What is expected:
Copy out each line of the data that holds the word "this".
▽
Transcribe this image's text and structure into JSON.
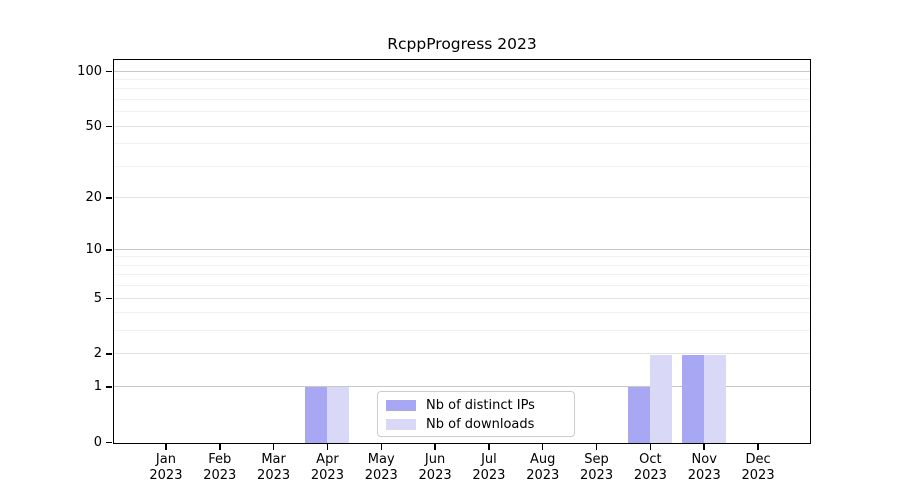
{
  "chart_data": {
    "type": "bar",
    "title": "RcppProgress 2023",
    "categories": [
      "Jan 2023",
      "Feb 2023",
      "Mar 2023",
      "Apr 2023",
      "May 2023",
      "Jun 2023",
      "Jul 2023",
      "Aug 2023",
      "Sep 2023",
      "Oct 2023",
      "Nov 2023",
      "Dec 2023"
    ],
    "month_labels": [
      "Jan",
      "Feb",
      "Mar",
      "Apr",
      "May",
      "Jun",
      "Jul",
      "Aug",
      "Sep",
      "Oct",
      "Nov",
      "Dec"
    ],
    "year_label": "2023",
    "series": [
      {
        "name": "Nb of distinct IPs",
        "color": "#a7a7f3",
        "values": [
          0,
          0,
          0,
          1,
          0,
          0,
          0,
          0,
          0,
          1,
          2,
          0
        ]
      },
      {
        "name": "Nb of downloads",
        "color": "#d9d9f7",
        "values": [
          0,
          0,
          0,
          1,
          0,
          0,
          0,
          0,
          0,
          2,
          2,
          0
        ]
      }
    ],
    "yscale": "log1p",
    "ylim": [
      0,
      115
    ],
    "y_ticks": [
      0,
      1,
      2,
      5,
      10,
      20,
      50,
      100
    ],
    "grid": "both",
    "grid_major_values": [
      1,
      10,
      100
    ],
    "grid_mid_values": [
      2,
      5,
      20,
      50
    ],
    "grid_minor_values": [
      3,
      4,
      6,
      7,
      8,
      9,
      30,
      40,
      60,
      70,
      80,
      90
    ],
    "legend_position": "lower center"
  },
  "colors": {
    "grid_major": "#c8c8c8",
    "grid_mid": "#e3e3e3",
    "grid_minor": "#f2f2f2",
    "axis": "#000000",
    "legend_border": "#cccccc",
    "background": "#ffffff"
  }
}
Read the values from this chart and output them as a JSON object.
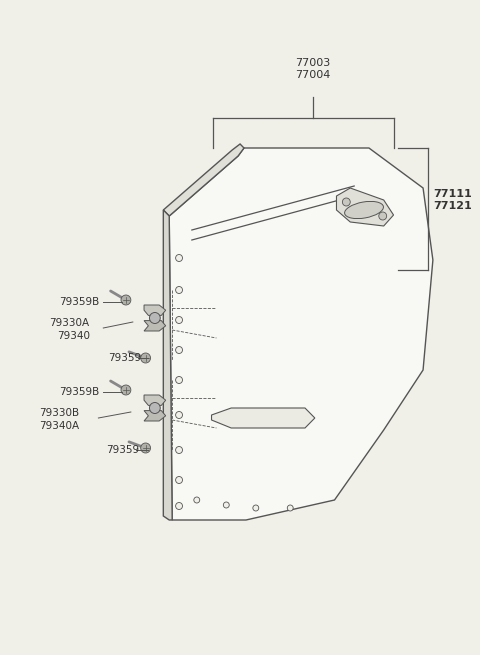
{
  "bg_color": "#f0efe8",
  "line_color": "#555555",
  "text_color": "#333333",
  "door_fill": "#f0efe8",
  "door_edge": "#555555",
  "hinge_fill": "#aaaaaa",
  "hinge_edge": "#555555",
  "labels": {
    "77003_77004": "77003\n77004",
    "77111_77121": "77111\n77121",
    "79359B_top": "79359B",
    "79330A_79340": "79330A\n79340",
    "79359_top": "79359",
    "79359B_bot": "79359B",
    "79330B_79340A": "79330B\n79340A",
    "79359_bot": "79359"
  }
}
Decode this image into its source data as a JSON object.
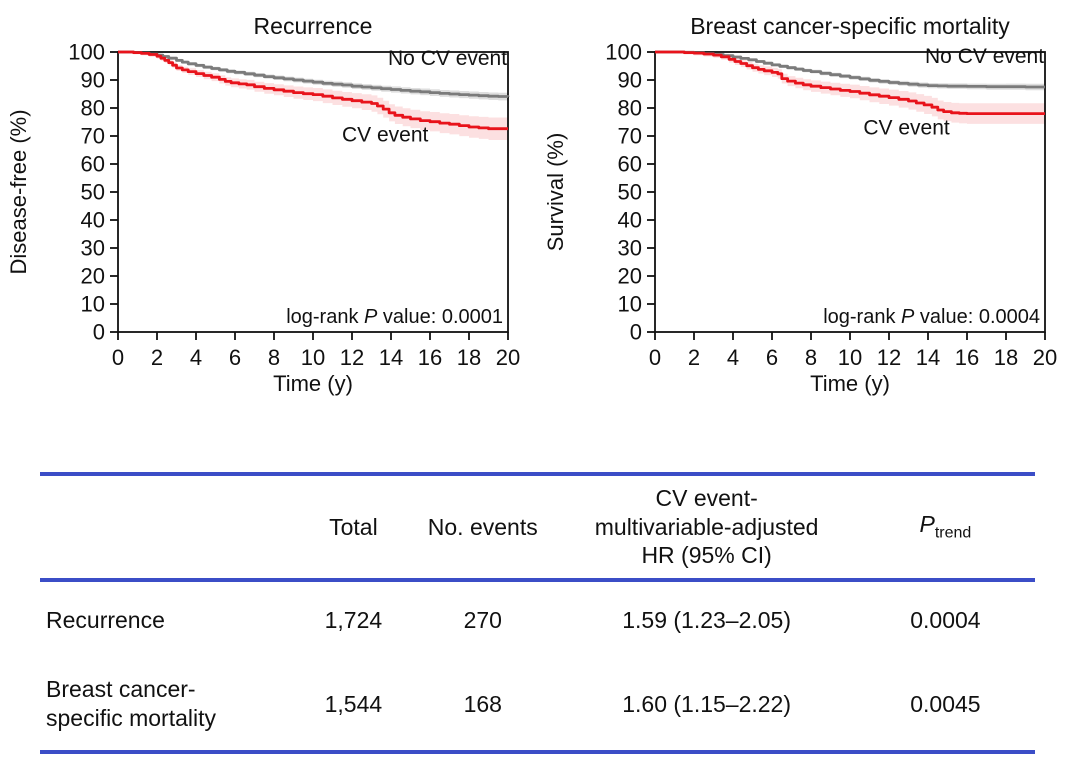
{
  "colors": {
    "rule_blue": "#3b4dc7",
    "cv_event_line": "#e8131b",
    "no_cv_event_line": "#7b7b7b",
    "cv_event_band": "rgba(232,19,27,0.13)",
    "no_cv_event_band": "rgba(125,125,125,0.25)",
    "axis": "#111111"
  },
  "chart_data": [
    {
      "type": "line",
      "subtype": "kaplan-meier-step",
      "title": "Recurrence",
      "xlabel": "Time (y)",
      "ylabel": "Disease-free (%)",
      "xlim": [
        0,
        20
      ],
      "ylim": [
        0,
        100
      ],
      "xticks": [
        0,
        2,
        4,
        6,
        8,
        10,
        12,
        14,
        16,
        18,
        20
      ],
      "yticks": [
        0,
        10,
        20,
        30,
        40,
        50,
        60,
        70,
        80,
        90,
        100
      ],
      "grid": false,
      "legend_position": "in-plot labels",
      "annotation": {
        "pre": "log-rank ",
        "italic": "P",
        "post": " value: 0.0001"
      },
      "labels": [
        {
          "text": "No CV event",
          "x": 16.9,
          "y": 95.3
        },
        {
          "text": "CV event",
          "x": 13.7,
          "y": 68
        }
      ],
      "series": [
        {
          "name": "No CV event",
          "color_key": "no_cv_event_line",
          "band_key": "no_cv_event_band",
          "band_halfwidth": [
            0.4,
            1.4
          ],
          "points": [
            [
              0,
              100
            ],
            [
              0.8,
              99.8
            ],
            [
              1.2,
              99.6
            ],
            [
              1.6,
              99.3
            ],
            [
              2,
              98.9
            ],
            [
              2.3,
              98.4
            ],
            [
              2.6,
              97.8
            ],
            [
              3,
              97
            ],
            [
              3.3,
              96.4
            ],
            [
              3.6,
              95.8
            ],
            [
              4,
              95.2
            ],
            [
              4.4,
              94.6
            ],
            [
              4.8,
              94.1
            ],
            [
              5.2,
              93.6
            ],
            [
              5.6,
              93.1
            ],
            [
              6,
              92.7
            ],
            [
              6.5,
              92.2
            ],
            [
              7,
              91.7
            ],
            [
              7.5,
              91.2
            ],
            [
              8,
              90.8
            ],
            [
              8.5,
              90.4
            ],
            [
              9,
              90
            ],
            [
              9.5,
              89.6
            ],
            [
              10,
              89.2
            ],
            [
              10.5,
              88.8
            ],
            [
              11,
              88.5
            ],
            [
              11.5,
              88.2
            ],
            [
              12,
              87.8
            ],
            [
              12.5,
              87.5
            ],
            [
              13,
              87.2
            ],
            [
              13.5,
              86.9
            ],
            [
              14,
              86.6
            ],
            [
              14.5,
              86.3
            ],
            [
              15,
              86
            ],
            [
              15.5,
              85.8
            ],
            [
              16,
              85.5
            ],
            [
              16.5,
              85.2
            ],
            [
              17,
              85
            ],
            [
              17.5,
              84.8
            ],
            [
              18,
              84.6
            ],
            [
              18.5,
              84.4
            ],
            [
              19,
              84.2
            ],
            [
              19.5,
              84.1
            ],
            [
              20,
              84
            ]
          ]
        },
        {
          "name": "CV event",
          "color_key": "cv_event_line",
          "band_key": "cv_event_band",
          "band_halfwidth": [
            0.5,
            4.2
          ],
          "points": [
            [
              0,
              100
            ],
            [
              0.8,
              99.8
            ],
            [
              1.2,
              99.5
            ],
            [
              1.6,
              99.1
            ],
            [
              2,
              98.5
            ],
            [
              2.2,
              97.8
            ],
            [
              2.4,
              97
            ],
            [
              2.6,
              96.2
            ],
            [
              2.8,
              95.3
            ],
            [
              3,
              94.3
            ],
            [
              3.3,
              93.6
            ],
            [
              3.6,
              93
            ],
            [
              4,
              92.3
            ],
            [
              4.4,
              91.6
            ],
            [
              4.8,
              91
            ],
            [
              5.2,
              90.2
            ],
            [
              5.5,
              89.5
            ],
            [
              5.8,
              89
            ],
            [
              6.2,
              88.6
            ],
            [
              6.6,
              88.3
            ],
            [
              7,
              87.6
            ],
            [
              7.5,
              87
            ],
            [
              8,
              86.5
            ],
            [
              8.5,
              86
            ],
            [
              9,
              85.5
            ],
            [
              9.5,
              85.1
            ],
            [
              10,
              84.8
            ],
            [
              10.5,
              84.2
            ],
            [
              11,
              83.6
            ],
            [
              11.5,
              83.1
            ],
            [
              12,
              82.6
            ],
            [
              12.5,
              82.1
            ],
            [
              13,
              81.6
            ],
            [
              13.3,
              80.7
            ],
            [
              13.6,
              79.6
            ],
            [
              13.9,
              78.3
            ],
            [
              14.2,
              77.4
            ],
            [
              14.6,
              76.7
            ],
            [
              15,
              76.1
            ],
            [
              15.5,
              75.5
            ],
            [
              16,
              75.1
            ],
            [
              16.5,
              74.6
            ],
            [
              17,
              74.2
            ],
            [
              17.5,
              73.7
            ],
            [
              18,
              73.2
            ],
            [
              18.5,
              72.9
            ],
            [
              19,
              72.6
            ],
            [
              20,
              72.6
            ]
          ]
        }
      ]
    },
    {
      "type": "line",
      "subtype": "kaplan-meier-step",
      "title": "Breast cancer-specific mortality",
      "xlabel": "Time (y)",
      "ylabel": "Survival (%)",
      "xlim": [
        0,
        20
      ],
      "ylim": [
        0,
        100
      ],
      "xticks": [
        0,
        2,
        4,
        6,
        8,
        10,
        12,
        14,
        16,
        18,
        20
      ],
      "yticks": [
        0,
        10,
        20,
        30,
        40,
        50,
        60,
        70,
        80,
        90,
        100
      ],
      "grid": false,
      "legend_position": "in-plot labels",
      "annotation": {
        "pre": "log-rank ",
        "italic": "P",
        "post": " value: 0.0004"
      },
      "labels": [
        {
          "text": "No CV event",
          "x": 16.9,
          "y": 96
        },
        {
          "text": "CV event",
          "x": 12.9,
          "y": 70.5
        }
      ],
      "series": [
        {
          "name": "No CV event",
          "color_key": "no_cv_event_line",
          "band_key": "no_cv_event_band",
          "band_halfwidth": [
            0.3,
            1.2
          ],
          "points": [
            [
              0,
              100
            ],
            [
              1.5,
              99.9
            ],
            [
              2,
              99.7
            ],
            [
              2.5,
              99.4
            ],
            [
              3,
              99.1
            ],
            [
              3.5,
              98.7
            ],
            [
              4,
              98.2
            ],
            [
              4.4,
              97.7
            ],
            [
              4.8,
              97.2
            ],
            [
              5.2,
              96.6
            ],
            [
              5.6,
              96
            ],
            [
              6,
              95.4
            ],
            [
              6.4,
              94.9
            ],
            [
              6.8,
              94.4
            ],
            [
              7.2,
              93.9
            ],
            [
              7.6,
              93.4
            ],
            [
              8,
              93
            ],
            [
              8.5,
              92.4
            ],
            [
              9,
              91.9
            ],
            [
              9.5,
              91.4
            ],
            [
              10,
              90.9
            ],
            [
              10.5,
              90.4
            ],
            [
              11,
              89.9
            ],
            [
              11.5,
              89.5
            ],
            [
              12,
              89.1
            ],
            [
              12.5,
              88.8
            ],
            [
              13,
              88.5
            ],
            [
              13.5,
              88.2
            ],
            [
              14,
              88
            ],
            [
              14.5,
              87.9
            ],
            [
              15,
              87.8
            ],
            [
              16,
              87.7
            ],
            [
              17,
              87.6
            ],
            [
              18,
              87.6
            ],
            [
              19,
              87.5
            ],
            [
              20,
              87.5
            ]
          ]
        },
        {
          "name": "CV event",
          "color_key": "cv_event_line",
          "band_key": "cv_event_band",
          "band_halfwidth": [
            0.4,
            4.5
          ],
          "points": [
            [
              0,
              100
            ],
            [
              1.5,
              99.8
            ],
            [
              2,
              99.6
            ],
            [
              2.5,
              99.3
            ],
            [
              3,
              98.9
            ],
            [
              3.4,
              98.3
            ],
            [
              3.8,
              97.4
            ],
            [
              4.1,
              96.6
            ],
            [
              4.4,
              95.9
            ],
            [
              4.7,
              95.1
            ],
            [
              5,
              94.4
            ],
            [
              5.3,
              93.8
            ],
            [
              5.6,
              93.3
            ],
            [
              6,
              92.7
            ],
            [
              6.3,
              92.2
            ],
            [
              6.5,
              90.5
            ],
            [
              6.8,
              89.6
            ],
            [
              7.2,
              88.9
            ],
            [
              7.6,
              88.3
            ],
            [
              8,
              87.8
            ],
            [
              8.5,
              87.3
            ],
            [
              9,
              86.8
            ],
            [
              9.5,
              86.3
            ],
            [
              10,
              85.9
            ],
            [
              10.5,
              85.3
            ],
            [
              11,
              84.7
            ],
            [
              11.5,
              84.2
            ],
            [
              12,
              83.7
            ],
            [
              12.5,
              83.1
            ],
            [
              13,
              82.5
            ],
            [
              13.4,
              81.8
            ],
            [
              13.8,
              81.1
            ],
            [
              14.2,
              80.3
            ],
            [
              14.5,
              79.3
            ],
            [
              14.8,
              78.7
            ],
            [
              15.2,
              78.3
            ],
            [
              15.6,
              78.1
            ],
            [
              16,
              78
            ],
            [
              20,
              78
            ]
          ]
        }
      ]
    }
  ],
  "table": {
    "headers": {
      "total": "Total",
      "no_events": "No. events",
      "hr": "CV event-\nmultivariable-adjusted\nHR (95% CI)",
      "p_italic": "P",
      "p_sub": "trend"
    },
    "rows": [
      {
        "label": "Recurrence",
        "total": "1,724",
        "no_events": "270",
        "hr": "1.59 (1.23–2.05)",
        "p_trend": "0.0004"
      },
      {
        "label": "Breast cancer-\nspecific mortality",
        "total": "1,544",
        "no_events": "168",
        "hr": "1.60 (1.15–2.22)",
        "p_trend": "0.0045"
      }
    ]
  }
}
△
Written solution:
Transcribe this image's text and structure into JSON.
Read the values from this chart and output them as a JSON object.
Decode this image into its source data as a JSON object.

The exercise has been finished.